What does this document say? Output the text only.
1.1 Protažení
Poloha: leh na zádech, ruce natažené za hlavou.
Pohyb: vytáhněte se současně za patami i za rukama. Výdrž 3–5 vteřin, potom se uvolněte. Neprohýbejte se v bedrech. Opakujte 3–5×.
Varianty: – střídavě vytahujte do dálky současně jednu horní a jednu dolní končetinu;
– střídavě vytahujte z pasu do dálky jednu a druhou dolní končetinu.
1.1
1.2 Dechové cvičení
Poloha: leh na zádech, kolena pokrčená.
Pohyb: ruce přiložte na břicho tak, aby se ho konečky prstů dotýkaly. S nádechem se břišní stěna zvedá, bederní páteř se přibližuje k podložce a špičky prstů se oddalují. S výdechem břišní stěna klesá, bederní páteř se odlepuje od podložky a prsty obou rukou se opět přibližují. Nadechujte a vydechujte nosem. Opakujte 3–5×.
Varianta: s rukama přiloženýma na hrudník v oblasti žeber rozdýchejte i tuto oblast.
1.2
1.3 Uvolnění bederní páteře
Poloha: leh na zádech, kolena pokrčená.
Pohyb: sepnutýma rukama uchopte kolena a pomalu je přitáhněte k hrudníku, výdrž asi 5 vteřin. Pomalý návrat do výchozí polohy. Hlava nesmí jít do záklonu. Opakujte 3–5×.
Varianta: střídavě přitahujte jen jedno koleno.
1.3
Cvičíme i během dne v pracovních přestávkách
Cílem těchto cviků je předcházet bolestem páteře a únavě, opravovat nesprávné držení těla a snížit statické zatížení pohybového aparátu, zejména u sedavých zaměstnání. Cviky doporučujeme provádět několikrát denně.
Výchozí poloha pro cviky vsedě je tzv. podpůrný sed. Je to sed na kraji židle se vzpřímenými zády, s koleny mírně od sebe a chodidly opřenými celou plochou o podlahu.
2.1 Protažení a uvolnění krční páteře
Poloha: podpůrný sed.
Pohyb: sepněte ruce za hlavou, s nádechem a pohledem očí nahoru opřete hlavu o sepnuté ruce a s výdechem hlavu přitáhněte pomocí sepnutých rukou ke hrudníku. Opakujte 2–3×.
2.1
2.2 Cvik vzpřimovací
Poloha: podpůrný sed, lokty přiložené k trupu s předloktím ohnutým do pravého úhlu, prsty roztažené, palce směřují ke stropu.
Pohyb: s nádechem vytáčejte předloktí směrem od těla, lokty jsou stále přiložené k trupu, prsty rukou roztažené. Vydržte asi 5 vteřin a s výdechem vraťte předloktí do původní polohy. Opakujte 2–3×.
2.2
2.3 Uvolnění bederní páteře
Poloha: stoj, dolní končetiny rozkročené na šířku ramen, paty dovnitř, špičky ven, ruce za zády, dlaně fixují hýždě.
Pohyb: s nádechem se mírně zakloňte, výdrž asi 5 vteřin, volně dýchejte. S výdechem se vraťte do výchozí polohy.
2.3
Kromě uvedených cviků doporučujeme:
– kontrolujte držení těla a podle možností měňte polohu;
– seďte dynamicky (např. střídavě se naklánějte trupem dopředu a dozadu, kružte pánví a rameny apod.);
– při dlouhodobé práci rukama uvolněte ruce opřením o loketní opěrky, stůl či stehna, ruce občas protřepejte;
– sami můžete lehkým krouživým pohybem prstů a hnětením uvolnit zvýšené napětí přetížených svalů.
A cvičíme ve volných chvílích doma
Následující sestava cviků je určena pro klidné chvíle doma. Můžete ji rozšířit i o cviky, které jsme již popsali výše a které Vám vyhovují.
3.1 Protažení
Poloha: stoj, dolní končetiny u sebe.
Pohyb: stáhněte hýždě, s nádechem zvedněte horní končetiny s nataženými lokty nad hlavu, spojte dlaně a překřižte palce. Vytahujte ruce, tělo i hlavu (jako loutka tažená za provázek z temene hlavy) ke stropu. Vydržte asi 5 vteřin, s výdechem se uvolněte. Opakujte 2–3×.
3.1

● **Exercise instructions**
Return each line in the records that holds the string "těla".

● **Output for this task**
Cílem těchto cviků je předcházet bolestem páteře a únavě, opravovat nesprávné držení těla a snížit statické zatížení pohybového aparátu, zejména u sedavých zaměstnání. Cviky doporučujeme provádět několikrát denně.
Pohyb: s nádechem vytáčejte předloktí směrem od těla, lokty jsou stále přiložené k trupu, prsty rukou roztažené. Vydržte asi 5 vteřin a s výdechem vraťte předloktí do původní polohy. Opakujte 2–3×.
– kontrolujte držení těla a podle možností měňte polohu;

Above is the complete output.